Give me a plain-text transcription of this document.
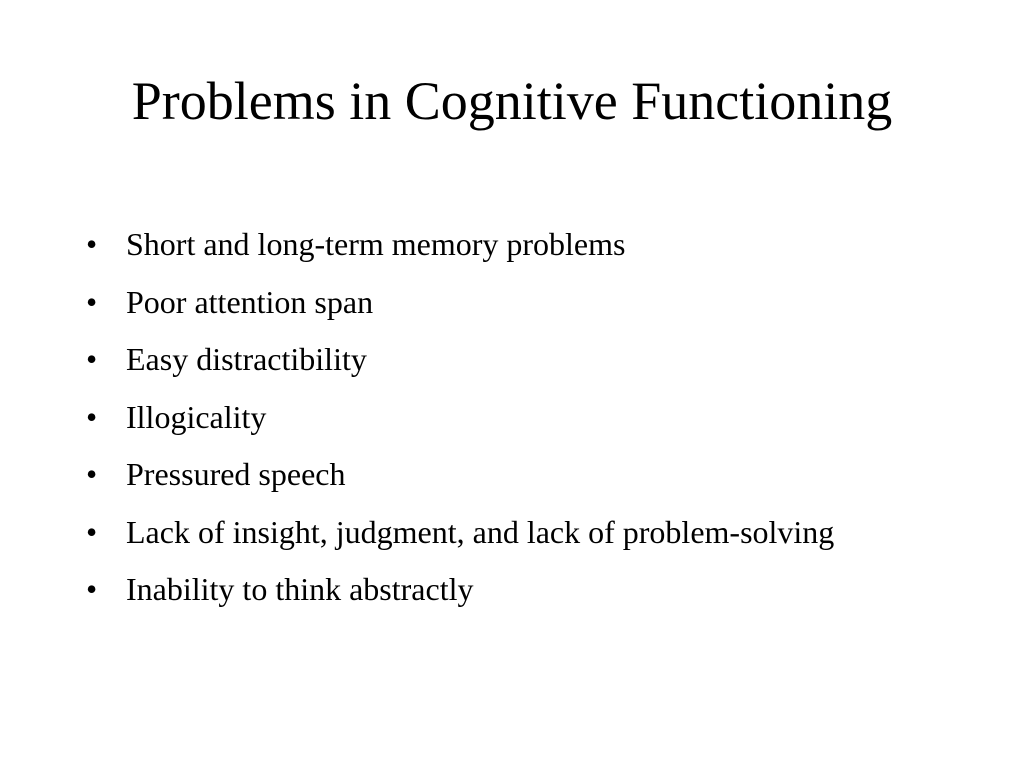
Problems in Cognitive Functioning
• Short and long-term memory problems
• Poor attention span
• Easy distractibility
• Illogicality
• Pressured speech
• Lack of insight, judgment, and lack of problem-solving
• Inability to think abstractly
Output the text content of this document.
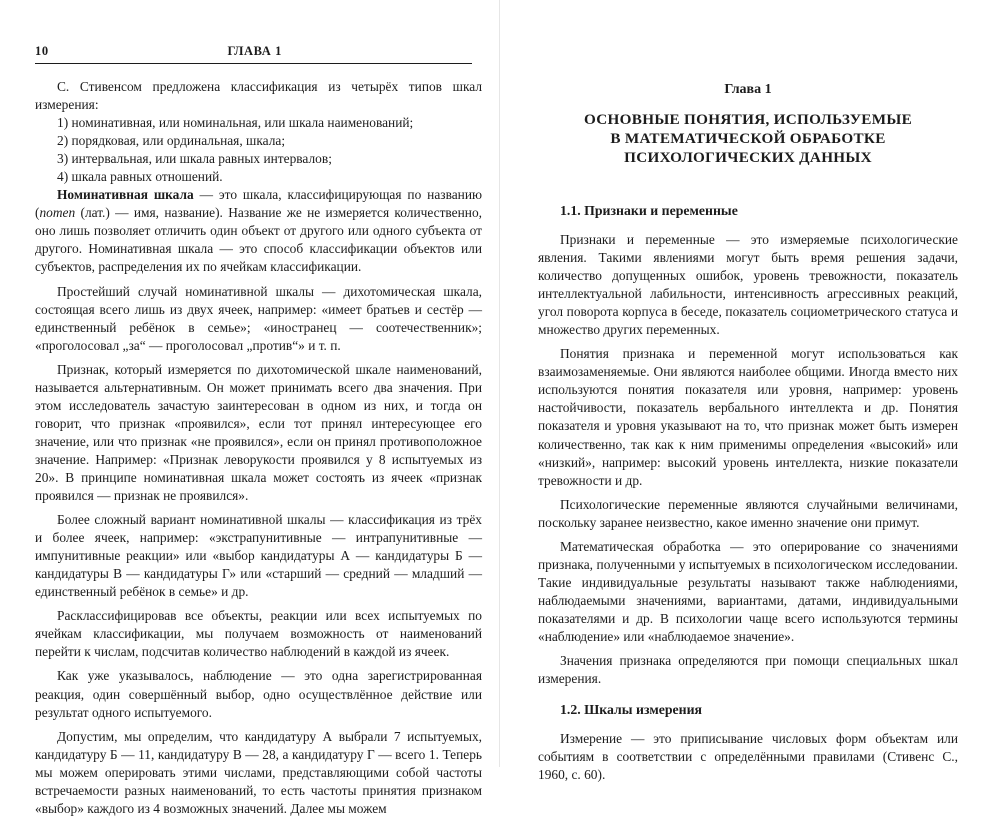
10	ГЛАВА 1

С. Стивенсом предложена классификация из четырёх типов шкал измерения:

1) номинативная, или номинальная, или шкала наименований;
2) порядковая, или ординальная, шкала;
3) интервальная, или шкала равных интервалов;
4) шкала равных отношений.

Номинативная шкала — это шкала, классифицирующая по названию (потеп (лат.) — имя, название). Название же не измеряется количественно, оно лишь позволяет отличить один объект от другого или одного субъекта от другого. Номинативная шкала — это способ классификации объектов или субъектов, распределения их по ячейкам классификации.

Простейший случай номинативной шкалы — дихотомическая шкала, состоящая всего лишь из двух ячеек, например: «имеет братьев и сестёр — единственный ребёнок в семье»; «иностранец — соотечественник»; «проголосовал „за“ — проголосовал „против“» и т. п.

Признак, который измеряется по дихотомической шкале наименований, называется альтернативным. Он может принимать всего два значения. При этом исследователь зачастую заинтересован в одном из них, и тогда он говорит, что признак «проявился», если тот принял интересующее его значение, или что признак «не проявился», если он принял противоположное значение. Например: «Признак леворукости проявился у 8 испытуемых из 20». В принципе номинативная шкала может состоять из ячеек «признак проявился — признак не проявился».

Более сложный вариант номинативной шкалы — классификация из трёх и более ячеек, например: «экстрапунитивные — интрапунитивные — импунитивные реакции» или «выбор кандидатуры А — кандидатуры Б — кандидатуры В — кандидатуры Г» или «старший — средний — младший — единственный ребёнок в семье» и др.

Расклассифицировав все объекты, реакции или всех испытуемых по ячейкам классификации, мы получаем возможность от наименований перейти к числам, подсчитав количество наблюдений в каждой из ячеек.

Как уже указывалось, наблюдение — это одна зарегистрированная реакция, один совершённый выбор, одно осуществлённое действие или результат одного испытуемого.

Допустим, мы определим, что кандидатуру А выбрали 7 испытуемых, кандидатуру Б — 11, кандидатуру В — 28, а кандидатуру Г — всего 1. Теперь мы можем оперировать этими числами, представляющими собой частоты встречаемости разных наименований, то есть частоты принятия признаком «выбор» каждого из 4 возможных значений. Далее мы можем

Глава 1
ОСНОВНЫЕ ПОНЯТИЯ, ИСПОЛЬЗУЕМЫЕ
В МАТЕМАТИЧЕСКОЙ ОБРАБОТКЕ
ПСИХОЛОГИЧЕСКИХ ДАННЫХ
1.1. Признаки и переменные

Признаки и переменные — это измеряемые психологические явления. Такими явлениями могут быть время решения задачи, количество допущенных ошибок, уровень тревожности, показатель интеллектуальной лабильности, интенсивность агрессивных реакций, угол поворота корпуса в беседе, показатель социометрического статуса и множество других переменных.

Понятия признака и переменной могут использоваться как взаимозаменяемые. Они являются наиболее общими. Иногда вместо них используются понятия показателя или уровня, например: уровень настойчивости, показатель вербального интеллекта и др. Понятия показателя и уровня указывают на то, что признак может быть измерен количественно, так как к ним применимы определения «высокий» или «низкий», например: высокий уровень интеллекта, низкие показатели тревожности и др.

Психологические переменные являются случайными величинами, поскольку заранее неизвестно, какое именно значение они примут.

Математическая обработка — это оперирование со значениями признака, полученными у испытуемых в психологическом исследовании. Такие индивидуальные результаты называют также наблюдениями, наблюдаемыми значениями, вариантами, датами, индивидуальными показателями и др. В психологии чаще всего используются термины «наблюдение» или «наблюдаемое значение».

Значения признака определяются при помощи специальных шкал измерения.

1.2. Шкалы измерения

Измерение — это приписывание числовых форм объектам или событиям в соответствии с определёнными правилами (Стивенс С., 1960, с. 60).
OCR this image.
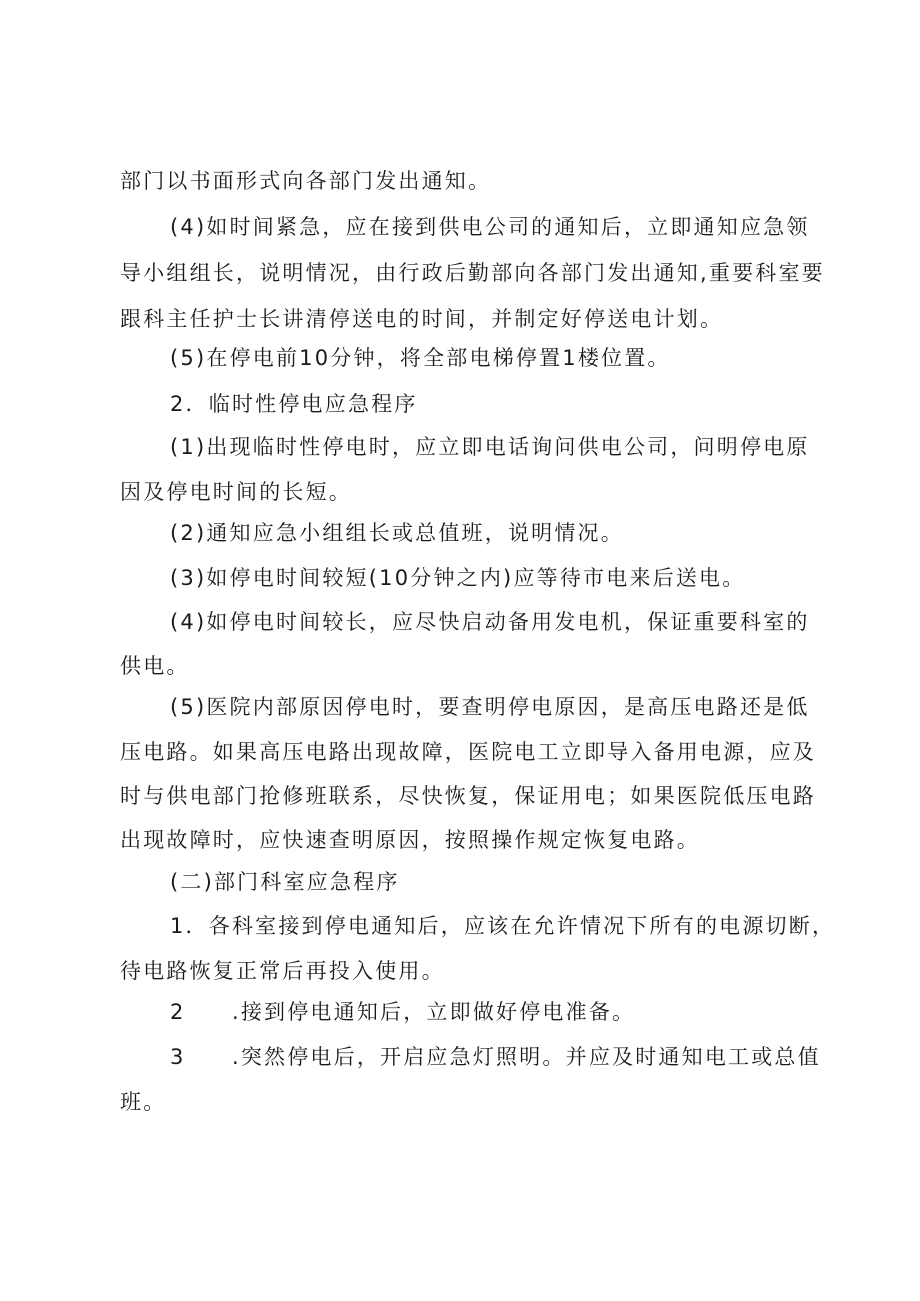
部门以书面形式向各部门发出通知。
(4)如时间紧急，应在接到供电公司的通知后，立即通知应急领
导小组组长，说明情况，由行政后勤部向各部门发出通知,重要科室要
跟科主任护士长讲清停送电的时间，并制定好停送电计划。
(5)在停电前10分钟，将全部电梯停置1楼位置。
2．临时性停电应急程序
(1)出现临时性停电时，应立即电话询问供电公司，问明停电原
因及停电时间的长短。
(2)通知应急小组组长或总值班，说明情况。
(3)如停电时间较短(10分钟之内)应等待市电来后送电。
(4)如停电时间较长，应尽快启动备用发电机，保证重要科室的
供电。
(5)医院内部原因停电时，要查明停电原因，是高压电路还是低
压电路。如果高压电路出现故障，医院电工立即导入备用电源，应及
时与供电部门抢修班联系，尽快恢复，保证用电；如果医院低压电路
出现故障时，应快速查明原因，按照操作规定恢复电路。
(二)部门科室应急程序
1．各科室接到停电通知后，应该在允许情况下所有的电源切断，
待电路恢复正常后再投入使用。
2　　.接到停电通知后，立即做好停电准备。
3　　.突然停电后，开启应急灯照明。并应及时通知电工或总值
班。
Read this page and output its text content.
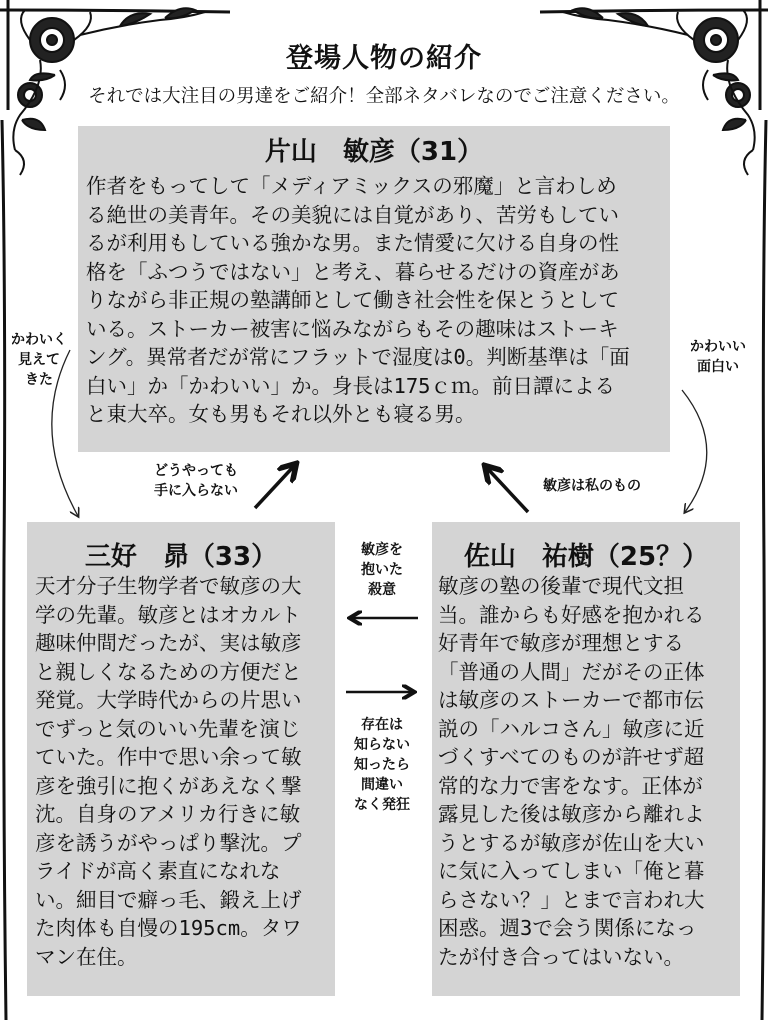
登場人物の紹介
それでは大注目の男達をご紹介！全部ネタバレなのでご注意ください。
片山　敏彦（31）
作者をもってして「メディアミックスの邪魔」と言わしめ
る絶世の美青年。その美貌には自覚があり、苦労もしてい
るが利用もしている強かな男。また情愛に欠ける自身の性
格を「ふつうではない」と考え、暮らせるだけの資産があ
りながら非正規の塾講師として働き社会性を保とうとして
いる。ストーカー被害に悩みながらもその趣味はストーキ
ング。異常者だが常にフラットで湿度は0。判断基準は「面
白い」か「かわいい」か。身長は175ｃｍ。前日譚による
と東大卒。女も男もそれ以外とも寝る男。
三好　昴（33）
天才分子生物学者で敏彦の大
学の先輩。敏彦とはオカルト
趣味仲間だったが、実は敏彦
と親しくなるための方便だと
発覚。大学時代からの片思い
でずっと気のいい先輩を演じ
ていた。作中で思い余って敏
彦を強引に抱くがあえなく撃
沈。自身のアメリカ行きに敏
彦を誘うがやっぱり撃沈。プ
ライドが高く素直になれな
い。細目で癖っ毛、鍛え上げ
た肉体も自慢の195cm。タワ
マン在住。
佐山　祐樹（25？）
敏彦の塾の後輩で現代文担
当。誰からも好感を抱かれる
好青年で敏彦が理想とする
「普通の人間」だがその正体
は敏彦のストーカーで都市伝
説の「ハルコさん」敏彦に近
づくすべてのものが許せず超
常的な力で害をなす。正体が
露見した後は敏彦から離れよ
うとするが敏彦が佐山を大い
に気に入ってしまい「俺と暮
らさない？」とまで言われ大
困惑。週3で会う関係になっ
たが付き合ってはいない。
かわいく
見えて
きた
かわいい
面白い
どうやっても
手に入らない	敏彦は私のもの
敏彦を
抱いた
殺意
存在は
知らない
知ったら
間違い
なく発狂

........

PROBLEM DETAILS:
Set the listing down in full and exactly. Pictures within it should not appear in the copy.

TASK RESULT:
Give me a plain-text transcription of this document.
Problems in Cognitive Functioning
• Short and long-term memory problems
• Poor attention span
• Easy distractibility
• Illogicality
• Pressured speech
• Lack of insight, judgment, and lack of problem-solving
• Inability to think abstractly
Output the text content of this document.
10	ГЛАВА 1

С. Стивенсом предложена классификация из четырёх типов шкал измерения:

1) номинативная, или номинальная, или шкала наименований;
2) порядковая, или ординальная, шкала;
3) интервальная, или шкала равных интервалов;
4) шкала равных отношений.

Номинативная шкала — это шкала, классифицирующая по названию (потеп (лат.) — имя, название). Название же не измеряется количественно, оно лишь позволяет отличить один объект от другого или одного субъекта от другого. Номинативная шкала — это способ классификации объектов или субъектов, распределения их по ячейкам классификации.

Простейший случай номинативной шкалы — дихотомическая шкала, состоящая всего лишь из двух ячеек, например: «имеет братьев и сестёр — единственный ребёнок в семье»; «иностранец — соотечественник»; «проголосовал „за“ — проголосовал „против“» и т. п.

Признак, который измеряется по дихотомической шкале наименований, называется альтернативным. Он может принимать всего два значения. При этом исследователь зачастую заинтересован в одном из них, и тогда он говорит, что признак «проявился», если тот принял интересующее его значение, или что признак «не проявился», если он принял противоположное значение. Например: «Признак леворукости проявился у 8 испытуемых из 20». В принципе номинативная шкала может состоять из ячеек «признак проявился — признак не проявился».

Более сложный вариант номинативной шкалы — классификация из трёх и более ячеек, например: «экстрапунитивные — интрапунитивные — импунитивные реакции» или «выбор кандидатуры А — кандидатуры Б — кандидатуры В — кандидатуры Г» или «старший — средний — младший — единственный ребёнок в семье» и др.

Расклассифицировав все объекты, реакции или всех испытуемых по ячейкам классификации, мы получаем возможность от наименований перейти к числам, подсчитав количество наблюдений в каждой из ячеек.

Как уже указывалось, наблюдение — это одна зарегистрированная реакция, один совершённый выбор, одно осуществлённое действие или результат одного испытуемого.

Допустим, мы определим, что кандидатуру А выбрали 7 испытуемых, кандидатуру Б — 11, кандидатуру В — 28, а кандидатуру Г — всего 1. Теперь мы можем оперировать этими числами, представляющими собой частоты встречаемости разных наименований, то есть частоты принятия признаком «выбор» каждого из 4 возможных значений. Далее мы можем

Глава 1
ОСНОВНЫЕ ПОНЯТИЯ, ИСПОЛЬЗУЕМЫЕ
В МАТЕМАТИЧЕСКОЙ ОБРАБОТКЕ
ПСИХОЛОГИЧЕСКИХ ДАННЫХ
1.1. Признаки и переменные

Признаки и переменные — это измеряемые психологические явления. Такими явлениями могут быть время решения задачи, количество допущенных ошибок, уровень тревожности, показатель интеллектуальной лабильности, интенсивность агрессивных реакций, угол поворота корпуса в беседе, показатель социометрического статуса и множество других переменных.

Понятия признака и переменной могут использоваться как взаимозаменяемые. Они являются наиболее общими. Иногда вместо них используются понятия показателя или уровня, например: уровень настойчивости, показатель вербального интеллекта и др. Понятия показателя и уровня указывают на то, что признак может быть измерен количественно, так как к ним применимы определения «высокий» или «низкий», например: высокий уровень интеллекта, низкие показатели тревожности и др.

Психологические переменные являются случайными величинами, поскольку заранее неизвестно, какое именно значение они примут.

Математическая обработка — это оперирование со значениями признака, полученными у испытуемых в психологическом исследовании. Такие индивидуальные результаты называют также наблюдениями, наблюдаемыми значениями, вариантами, датами, индивидуальными показателями и др. В психологии чаще всего используются термины «наблюдение» или «наблюдаемое значение».

Значения признака определяются при помощи специальных шкал измерения.

1.2. Шкалы измерения

Измерение — это приписывание числовых форм объектам или событиям в соответствии с определёнными правилами (Стивенс С., 1960, с. 60).
OCR this image.
部门以书面形式向各部门发出通知。
(4)如时间紧急，应在接到供电公司的通知后，立即通知应急领
导小组组长，说明情况，由行政后勤部向各部门发出通知,重要科室要
跟科主任护士长讲清停送电的时间，并制定好停送电计划。
(5)在停电前10分钟，将全部电梯停置1楼位置。
2．临时性停电应急程序
(1)出现临时性停电时，应立即电话询问供电公司，问明停电原
因及停电时间的长短。
(2)通知应急小组组长或总值班，说明情况。
(3)如停电时间较短(10分钟之内)应等待市电来后送电。
(4)如停电时间较长，应尽快启动备用发电机，保证重要科室的
供电。
(5)医院内部原因停电时，要查明停电原因，是高压电路还是低
压电路。如果高压电路出现故障，医院电工立即导入备用电源，应及
时与供电部门抢修班联系，尽快恢复，保证用电；如果医院低压电路
出现故障时，应快速查明原因，按照操作规定恢复电路。
(二)部门科室应急程序
1．各科室接到停电通知后，应该在允许情况下所有的电源切断，
待电路恢复正常后再投入使用。
2　　.接到停电通知后，立即做好停电准备。
3　　.突然停电后，开启应急灯照明。并应及时通知电工或总值
班。
Read this page and output its text content.
登場人物の紹介
それでは大注目の男達をご紹介！全部ネタバレなのでご注意ください。
片山　敏彦（31）
作者をもってして「メディアミックスの邪魔」と言わしめ
る絶世の美青年。その美貌には自覚があり、苦労もしてい
るが利用もしている強かな男。また情愛に欠ける自身の性
格を「ふつうではない」と考え、暮らせるだけの資産があ
りながら非正規の塾講師として働き社会性を保とうとして
いる。ストーカー被害に悩みながらもその趣味はストーキ
ング。異常者だが常にフラットで湿度は0。判断基準は「面
白い」か「かわいい」か。身長は175ｃｍ。前日譚による
と東大卒。女も男もそれ以外とも寝る男。
三好　昴（33）
天才分子生物学者で敏彦の大
学の先輩。敏彦とはオカルト
趣味仲間だったが、実は敏彦
と親しくなるための方便だと
発覚。大学時代からの片思い
でずっと気のいい先輩を演じ
ていた。作中で思い余って敏
彦を強引に抱くがあえなく撃
沈。自身のアメリカ行きに敏
彦を誘うがやっぱり撃沈。プ
ライドが高く素直になれな
い。細目で癖っ毛、鍛え上げ
た肉体も自慢の195cm。タワ
マン在住。
佐山　祐樹（25？）
敏彦の塾の後輩で現代文担
当。誰からも好感を抱かれる
好青年で敏彦が理想とする
「普通の人間」だがその正体
は敏彦のストーカーで都市伝
説の「ハルコさん」敏彦に近
づくすべてのものが許せず超
常的な力で害をなす。正体が
露見した後は敏彦から離れよ
うとするが敏彦が佐山を大い
に気に入ってしまい「俺と暮
らさない？」とまで言われ大
困惑。週3で会う関係になっ
たが付き合ってはいない。
かわいく
見えて
きた
かわいい
面白い
どうやっても
手に入らない	敏彦は私のもの
敏彦を
抱いた
殺意
存在は
知らない
知ったら
間違い
なく発狂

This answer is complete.